PROBLEM REQUIREMENTS | Give the data below again exactly as it stands. Omit the pictures.

═══ STORED ROWS ═══

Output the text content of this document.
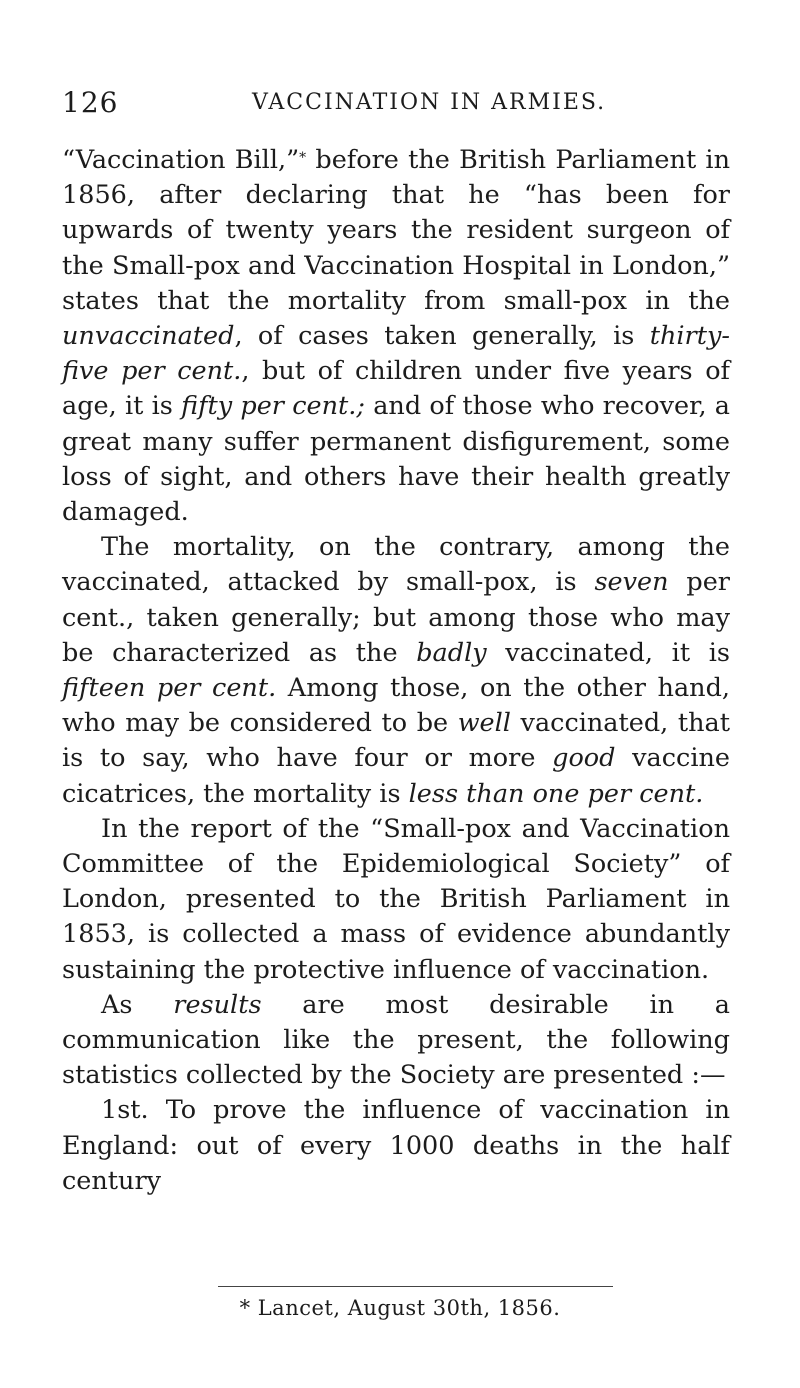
126	VACCINATION IN ARMIES.

“Vaccination Bill,”* before the British Parliament in 1856, after declaring that he “has been for upwards of twenty years the resident surgeon of the Small-pox and Vaccination Hospital in London,” states that the mortality from small-pox in the unvaccinated, of cases taken generally, is thirty-five per cent., but of children under five years of age, it is fifty per cent.; and of those who recover, a great many suffer permanent disfigurement, some loss of sight, and others have their health greatly damaged.

The mortality, on the contrary, among the vaccinated, attacked by small-pox, is seven per cent., taken generally; but among those who may be characterized as the badly vaccinated, it is fifteen per cent. Among those, on the other hand, who may be considered to be well vaccinated, that is to say, who have four or more good vaccine cicatrices, the mortality is less than one per cent.

In the report of the “Small-pox and Vaccination Committee of the Epidemiological Society” of London, presented to the British Parliament in 1853, is collected a mass of evidence abundantly sustaining the protective influence of vaccination.

As results are most desirable in a communication like the present, the following statistics collected by the Society are presented :—

1st. To prove the influence of vaccination in England: out of every 1000 deaths in the half century

* Lancet, August 30th, 1856.
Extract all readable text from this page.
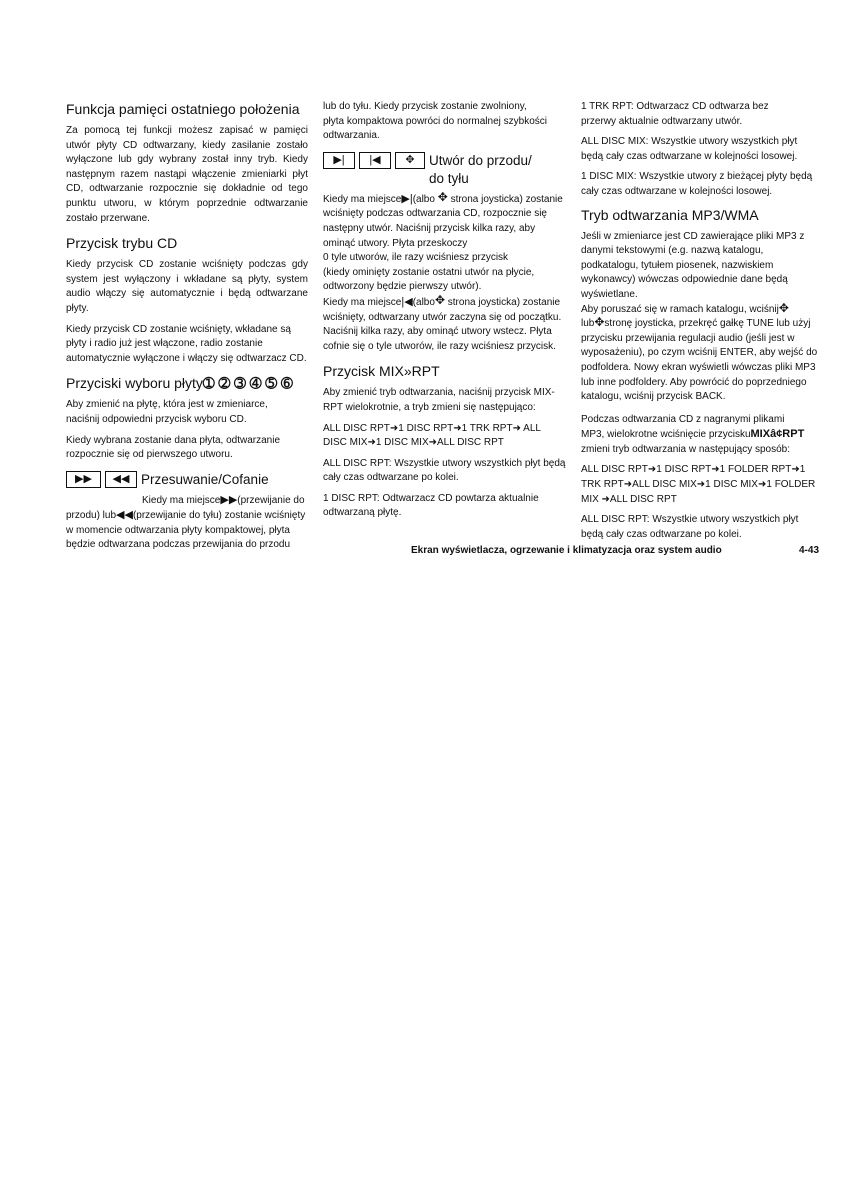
Funkcja pamięci ostatniego położenia

Za pomocą tej funkcji możesz zapisać w pamięci utwór płyty CD odtwarzany, kiedy zasilanie zostało wyłączone lub gdy wybrany został inny tryb. Kiedy następnym razem nastąpi włączenie zmieniarki płyt CD, odtwarzanie rozpocznie się dokładnie od tego punktu utworu, w którym poprzednie odtwarzanie zostało przerwane.

Przycisk trybu CD

Kiedy przycisk CD zostanie wciśnięty podczas gdy system jest wyłączony i wkładane są płyty, system audio włączy się automatycznie i będą odtwarzane płyty.

Kiedy przycisk CD zostanie wciśnięty, wkładane są
płyty i radio już jest włączone, radio zostanie
automatycznie wyłączone i włączy się odtwarzacz CD.

Przyciski wyboru płyty➀ ➁ ➂ ➃ ➄ ➅

Aby zmienić na płytę, która jest w zmieniarce,
naciśnij odpowiedni przycisk wyboru CD.

Kiedy wybrana zostanie dana płyta, odtwarzanie
rozpocznie się od pierwszego utworu.

▶▶	◀◀ Przesuwanie/Cofanie

Kiedy ma miejsce▶▶(przewijanie do
przodu) lub◀◀(przewijanie do tyłu) zostanie wciśnięty
w momencie odtwarzania płyty kompaktowej, płyta
będzie odtwarzana podczas przewijania do przodu

lub do tyłu. Kiedy przycisk zostanie zwolniony,
płyta kompaktowa powróci do normalnej szybkości
odtwarzania.

▶|	|◀	✥	Utwór do przodu/
do tyłu

Kiedy ma miejsce▶|(albo ✥ strona joysticka) zostanie
wciśnięty podczas odtwarzania CD, rozpocznie się
następny utwór. Naciśnij przycisk kilka razy, aby
ominąć utwory. Płyta przeskoczy
0 tyle utworów, ile razy wciśniesz przycisk
(kiedy ominięty zostanie ostatni utwór na płycie,
odtworzony będzie pierwszy utwór).
Kiedy ma miejsce|◀(albo✥ strona joysticka) zostanie
wciśnięty, odtwarzany utwór zaczyna się od początku.
Naciśnij kilka razy, aby ominąć utwory wstecz. Płyta
cofnie się o tyle utworów, ile razy wciśniesz przycisk.

Przycisk MIX»RPT

Aby zmienić tryb odtwarzania, naciśnij przycisk MIX-
RPT wielokrotnie, a tryb zmieni się następująco:

ALL DISC RPT➜1 DISC RPT➜1 TRK RPT➜ ALL
DISC MIX➜1 DISC MIX➜ALL DISC RPT

ALL DISC RPT: Wszystkie utwory wszystkich płyt będą
cały czas odtwarzane po kolei.

1 DISC RPT: Odtwarzacz CD powtarza aktualnie
odtwarzaną płytę.

1 TRK RPT: Odtwarzacz CD odtwarza bez
przerwy aktualnie odtwarzany utwór.

ALL DISC MIX: Wszystkie utwory wszystkich płyt
będą cały czas odtwarzane w kolejności losowej.

1 DISC MIX: Wszystkie utwory z bieżącej płyty będą
cały czas odtwarzane w kolejności losowej.

Tryb odtwarzania MP3/WMA

Jeśli w zmieniarce jest CD zawierające pliki MP3 z
danymi tekstowymi (e.g. nazwą katalogu,
podkatalogu, tytułem piosenek, nazwiskiem
wykonawcy) wówczas odpowiednie dane będą
wyświetlane.
Aby poruszać się w ramach katalogu, wciśnij✥
lub✥stronę joysticka, przekręć gałkę TUNE lub użyj
przycisku przewijania regulacji audio (jeśli jest w
wyposażeniu), po czym wciśnij ENTER, aby wejść do
podfoldera. Nowy ekran wyświetli wówczas pliki MP3
lub inne podfoldery. Aby powrócić do poprzedniego
katalogu, wciśnij przycisk BACK.

Podczas odtwarzania CD z nagranymi plikami
MP3, wielokrotne wciśnięcie przyciskuMIXâ¢RPT
zmieni tryb odtwarzania w następujący sposób:

ALL DISC RPT➜1 DISC RPT➜1 FOLDER RPT➜1
TRK RPT➜ALL DISC MIX➜1 DISC MIX➜1 FOLDER
MIX ➜ALL DISC RPT

ALL DISC RPT: Wszystkie utwory wszystkich płyt
będą cały czas odtwarzane po kolei.

Ekran wyświetlacza, ogrzewanie i klimatyzacja oraz system audio	4-43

═══

FULL SOLUTION |
Output the text content of this document.
126	VACCINATION IN ARMIES.

“Vaccination Bill,”* before the British Parliament in 1856, after declaring that he “has been for upwards of twenty years the resident surgeon of the Small-pox and Vaccination Hospital in London,” states that the mortality from small-pox in the unvaccinated, of cases taken generally, is thirty-five per cent., but of children under five years of age, it is fifty per cent.; and of those who recover, a great many suffer permanent disfigurement, some loss of sight, and others have their health greatly damaged.

The mortality, on the contrary, among the vaccinated, attacked by small-pox, is seven per cent., taken generally; but among those who may be characterized as the badly vaccinated, it is fifteen per cent. Among those, on the other hand, who may be considered to be well vaccinated, that is to say, who have four or more good vaccine cicatrices, the mortality is less than one per cent.

In the report of the “Small-pox and Vaccination Committee of the Epidemiological Society” of London, presented to the British Parliament in 1853, is collected a mass of evidence abundantly sustaining the protective influence of vaccination.

As results are most desirable in a communication like the present, the following statistics collected by the Society are presented :—

1st. To prove the influence of vaccination in England: out of every 1000 deaths in the half century

* Lancet, August 30th, 1856.
Extract all readable text from this page.
Funkcja pamięci ostatniego położenia

Za pomocą tej funkcji możesz zapisać w pamięci utwór płyty CD odtwarzany, kiedy zasilanie zostało wyłączone lub gdy wybrany został inny tryb. Kiedy następnym razem nastąpi włączenie zmieniarki płyt CD, odtwarzanie rozpocznie się dokładnie od tego punktu utworu, w którym poprzednie odtwarzanie zostało przerwane.

Przycisk trybu CD

Kiedy przycisk CD zostanie wciśnięty podczas gdy system jest wyłączony i wkładane są płyty, system audio włączy się automatycznie i będą odtwarzane płyty.

Kiedy przycisk CD zostanie wciśnięty, wkładane są
płyty i radio już jest włączone, radio zostanie
automatycznie wyłączone i włączy się odtwarzacz CD.

Przyciski wyboru płyty➀ ➁ ➂ ➃ ➄ ➅

Aby zmienić na płytę, która jest w zmieniarce,
naciśnij odpowiedni przycisk wyboru CD.

Kiedy wybrana zostanie dana płyta, odtwarzanie
rozpocznie się od pierwszego utworu.

▶▶	◀◀ Przesuwanie/Cofanie

Kiedy ma miejsce▶▶(przewijanie do
przodu) lub◀◀(przewijanie do tyłu) zostanie wciśnięty
w momencie odtwarzania płyty kompaktowej, płyta
będzie odtwarzana podczas przewijania do przodu

lub do tyłu. Kiedy przycisk zostanie zwolniony,
płyta kompaktowa powróci do normalnej szybkości
odtwarzania.

▶|	|◀	✥	Utwór do przodu/
do tyłu

Kiedy ma miejsce▶|(albo ✥ strona joysticka) zostanie
wciśnięty podczas odtwarzania CD, rozpocznie się
następny utwór. Naciśnij przycisk kilka razy, aby
ominąć utwory. Płyta przeskoczy
0 tyle utworów, ile razy wciśniesz przycisk
(kiedy ominięty zostanie ostatni utwór na płycie,
odtworzony będzie pierwszy utwór).
Kiedy ma miejsce|◀(albo✥ strona joysticka) zostanie
wciśnięty, odtwarzany utwór zaczyna się od początku.
Naciśnij kilka razy, aby ominąć utwory wstecz. Płyta
cofnie się o tyle utworów, ile razy wciśniesz przycisk.

Przycisk MIX»RPT

Aby zmienić tryb odtwarzania, naciśnij przycisk MIX-
RPT wielokrotnie, a tryb zmieni się następująco:

ALL DISC RPT➜1 DISC RPT➜1 TRK RPT➜ ALL
DISC MIX➜1 DISC MIX➜ALL DISC RPT

ALL DISC RPT: Wszystkie utwory wszystkich płyt będą
cały czas odtwarzane po kolei.

1 DISC RPT: Odtwarzacz CD powtarza aktualnie
odtwarzaną płytę.

1 TRK RPT: Odtwarzacz CD odtwarza bez
przerwy aktualnie odtwarzany utwór.

ALL DISC MIX: Wszystkie utwory wszystkich płyt
będą cały czas odtwarzane w kolejności losowej.

1 DISC MIX: Wszystkie utwory z bieżącej płyty będą
cały czas odtwarzane w kolejności losowej.

Tryb odtwarzania MP3/WMA

Jeśli w zmieniarce jest CD zawierające pliki MP3 z
danymi tekstowymi (e.g. nazwą katalogu,
podkatalogu, tytułem piosenek, nazwiskiem
wykonawcy) wówczas odpowiednie dane będą
wyświetlane.
Aby poruszać się w ramach katalogu, wciśnij✥
lub✥stronę joysticka, przekręć gałkę TUNE lub użyj
przycisku przewijania regulacji audio (jeśli jest w
wyposażeniu), po czym wciśnij ENTER, aby wejść do
podfoldera. Nowy ekran wyświetli wówczas pliki MP3
lub inne podfoldery. Aby powrócić do poprzedniego
katalogu, wciśnij przycisk BACK.

Podczas odtwarzania CD z nagranymi plikami
MP3, wielokrotne wciśnięcie przyciskuMIXâ¢RPT
zmieni tryb odtwarzania w następujący sposób:

ALL DISC RPT➜1 DISC RPT➜1 FOLDER RPT➜1
TRK RPT➜ALL DISC MIX➜1 DISC MIX➜1 FOLDER
MIX ➜ALL DISC RPT

ALL DISC RPT: Wszystkie utwory wszystkich płyt
będą cały czas odtwarzane po kolei.

Ekran wyświetlacza, ogrzewanie i klimatyzacja oraz system audio	4-43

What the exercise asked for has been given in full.